GIVEN REQUEST » Exclude the pictures, then copy all remaining records exactly.

______

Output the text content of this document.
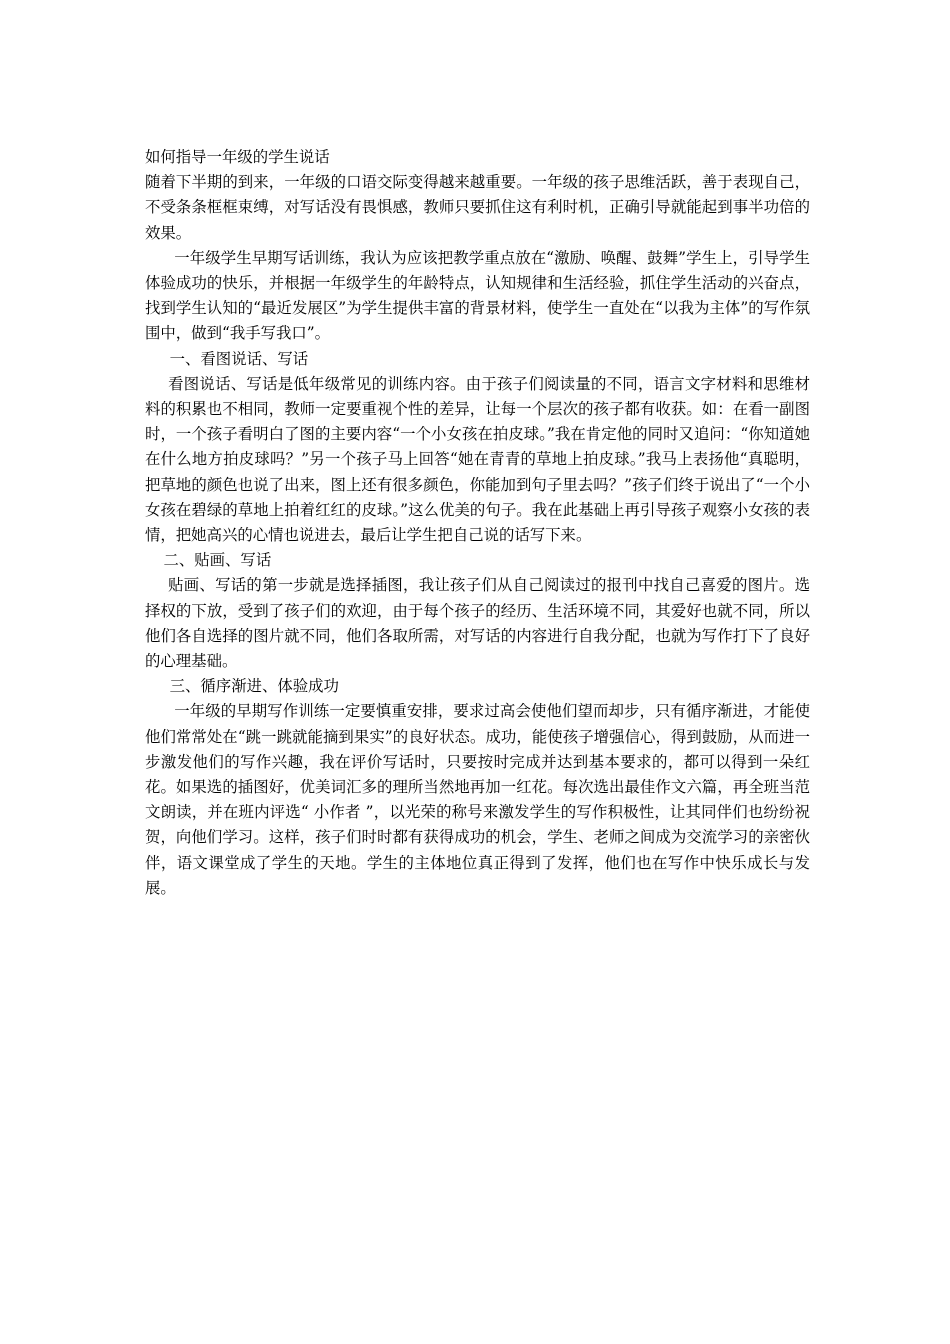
如何指导一年级的学生说话

随着下半期的到来，一年级的口语交际变得越来越重要。一年级的孩子思维活跃，善于表现自己，不受条条框框束缚，对写话没有畏惧感，教师只要抓住这有利时机，正确引导就能起到事半功倍的效果。

一年级学生早期写话训练，我认为应该把教学重点放在“激励、唤醒、鼓舞”学生上，引导学生体验成功的快乐，并根据一年级学生的年龄特点，认知规律和生活经验，抓住学生活动的兴奋点，找到学生认知的“最近发展区”为学生提供丰富的背景材料，使学生一直处在“以我为主体”的写作氛围中，做到“我手写我口”。

一、看图说话、写话

看图说话、写话是低年级常见的训练内容。由于孩子们阅读量的不同，语言文字材料和思维材料的积累也不相同，教师一定要重视个性的差异，让每一个层次的孩子都有收获。如：在看一副图时，一个孩子看明白了图的主要内容“一个小女孩在拍皮球。”我在肯定他的同时又追问：“你知道她在什么地方拍皮球吗？”另一个孩子马上回答“她在青青的草地上拍皮球。”我马上表扬他“真聪明，把草地的颜色也说了出来，图上还有很多颜色，你能加到句子里去吗？”孩子们终于说出了“一个小女孩在碧绿的草地上拍着红红的皮球。”这么优美的句子。我在此基础上再引导孩子观察小女孩的表情，把她高兴的心情也说进去，最后让学生把自己说的话写下来。

二、贴画、写话

贴画、写话的第一步就是选择插图，我让孩子们从自己阅读过的报刊中找自己喜爱的图片。选择权的下放，受到了孩子们的欢迎，由于每个孩子的经历、生活环境不同，其爱好也就不同，所以他们各自选择的图片就不同，他们各取所需，对写话的内容进行自我分配，也就为写作打下了良好的心理基础。

三、循序渐进、体验成功

一年级的早期写作训练一定要慎重安排，要求过高会使他们望而却步，只有循序渐进，才能使他们常常处在“跳一跳就能摘到果实”的良好状态。成功，能使孩子增强信心，得到鼓励，从而进一步激发他们的写作兴趣，我在评价写话时，只要按时完成并达到基本要求的，都可以得到一朵红花。如果选的插图好，优美词汇多的理所当然地再加一红花。每次选出最佳作文六篇，再全班当范文朗读，并在班内评选“ 小作者 ”，以光荣的称号来激发学生的写作积极性，让其同伴们也纷纷祝贺，向他们学习。这样，孩子们时时都有获得成功的机会，学生、老师之间成为交流学习的亲密伙伴，语文课堂成了学生的天地。学生的主体地位真正得到了发挥，他们也在写作中快乐成长与发展。
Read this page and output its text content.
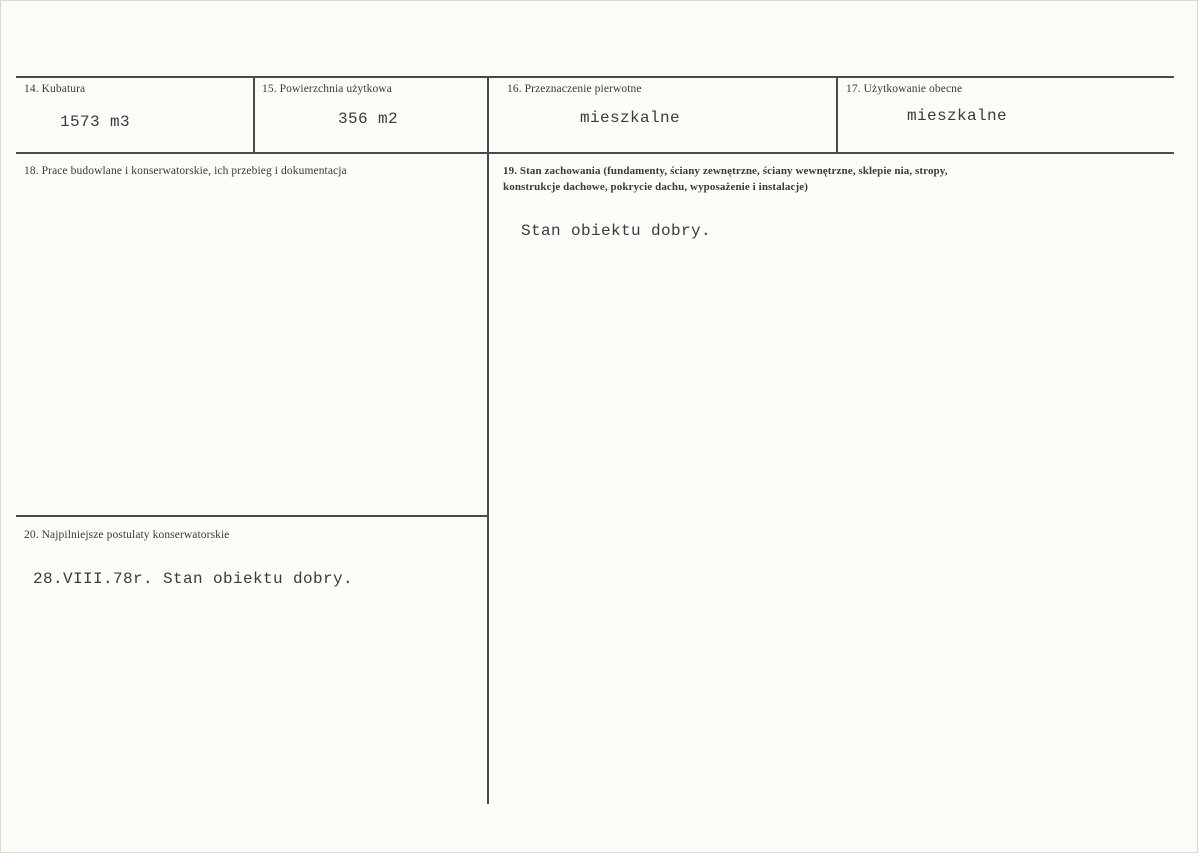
14. Kubatura
1573 m3
15. Powierzchnia użytkowa
356 m2
16. Przeznaczenie pierwotne
mieszkalne
17. Użytkowanie obecne
mieszkalne
18. Prace budowlane i konserwatorskie, ich przebieg i dokumentacja	19. Stan zachowania (fundamenty, ściany zewnętrzne, ściany wewnętrzne, sklepie nia, stropy,
konstrukcje dachowe, pokrycie dachu, wyposażenie i instalacje)
Stan obiektu dobry.
20. Najpilniejsze postulaty konserwatorskie
28.VIII.78r. Stan obiektu dobry.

______

THE RESULT »
Output the text content of this document.
如何指导一年级的学生说话

随着下半期的到来，一年级的口语交际变得越来越重要。一年级的孩子思维活跃，善于表现自己，不受条条框框束缚，对写话没有畏惧感，教师只要抓住这有利时机，正确引导就能起到事半功倍的效果。

一年级学生早期写话训练，我认为应该把教学重点放在“激励、唤醒、鼓舞”学生上，引导学生体验成功的快乐，并根据一年级学生的年龄特点，认知规律和生活经验，抓住学生活动的兴奋点，找到学生认知的“最近发展区”为学生提供丰富的背景材料，使学生一直处在“以我为主体”的写作氛围中，做到“我手写我口”。

一、看图说话、写话

看图说话、写话是低年级常见的训练内容。由于孩子们阅读量的不同，语言文字材料和思维材料的积累也不相同，教师一定要重视个性的差异，让每一个层次的孩子都有收获。如：在看一副图时，一个孩子看明白了图的主要内容“一个小女孩在拍皮球。”我在肯定他的同时又追问：“你知道她在什么地方拍皮球吗？”另一个孩子马上回答“她在青青的草地上拍皮球。”我马上表扬他“真聪明，把草地的颜色也说了出来，图上还有很多颜色，你能加到句子里去吗？”孩子们终于说出了“一个小女孩在碧绿的草地上拍着红红的皮球。”这么优美的句子。我在此基础上再引导孩子观察小女孩的表情，把她高兴的心情也说进去，最后让学生把自己说的话写下来。

二、贴画、写话

贴画、写话的第一步就是选择插图，我让孩子们从自己阅读过的报刊中找自己喜爱的图片。选择权的下放，受到了孩子们的欢迎，由于每个孩子的经历、生活环境不同，其爱好也就不同，所以他们各自选择的图片就不同，他们各取所需，对写话的内容进行自我分配，也就为写作打下了良好的心理基础。

三、循序渐进、体验成功

一年级的早期写作训练一定要慎重安排，要求过高会使他们望而却步，只有循序渐进，才能使他们常常处在“跳一跳就能摘到果实”的良好状态。成功，能使孩子增强信心，得到鼓励，从而进一步激发他们的写作兴趣，我在评价写话时，只要按时完成并达到基本要求的，都可以得到一朵红花。如果选的插图好，优美词汇多的理所当然地再加一红花。每次选出最佳作文六篇，再全班当范文朗读，并在班内评选“ 小作者 ”，以光荣的称号来激发学生的写作积极性，让其同伴们也纷纷祝贺，向他们学习。这样，孩子们时时都有获得成功的机会，学生、老师之间成为交流学习的亲密伙伴，语文课堂成了学生的天地。学生的主体地位真正得到了发挥，他们也在写作中快乐成长与发展。
Read this page and output its text content.
14. Kubatura
1573 m3
15. Powierzchnia użytkowa
356 m2
16. Przeznaczenie pierwotne
mieszkalne
17. Użytkowanie obecne
mieszkalne
18. Prace budowlane i konserwatorskie, ich przebieg i dokumentacja	19. Stan zachowania (fundamenty, ściany zewnętrzne, ściany wewnętrzne, sklepie nia, stropy,
konstrukcje dachowe, pokrycie dachu, wyposażenie i instalacje)
Stan obiektu dobry.
20. Najpilniejsze postulaty konserwatorskie
28.VIII.78r. Stan obiektu dobry.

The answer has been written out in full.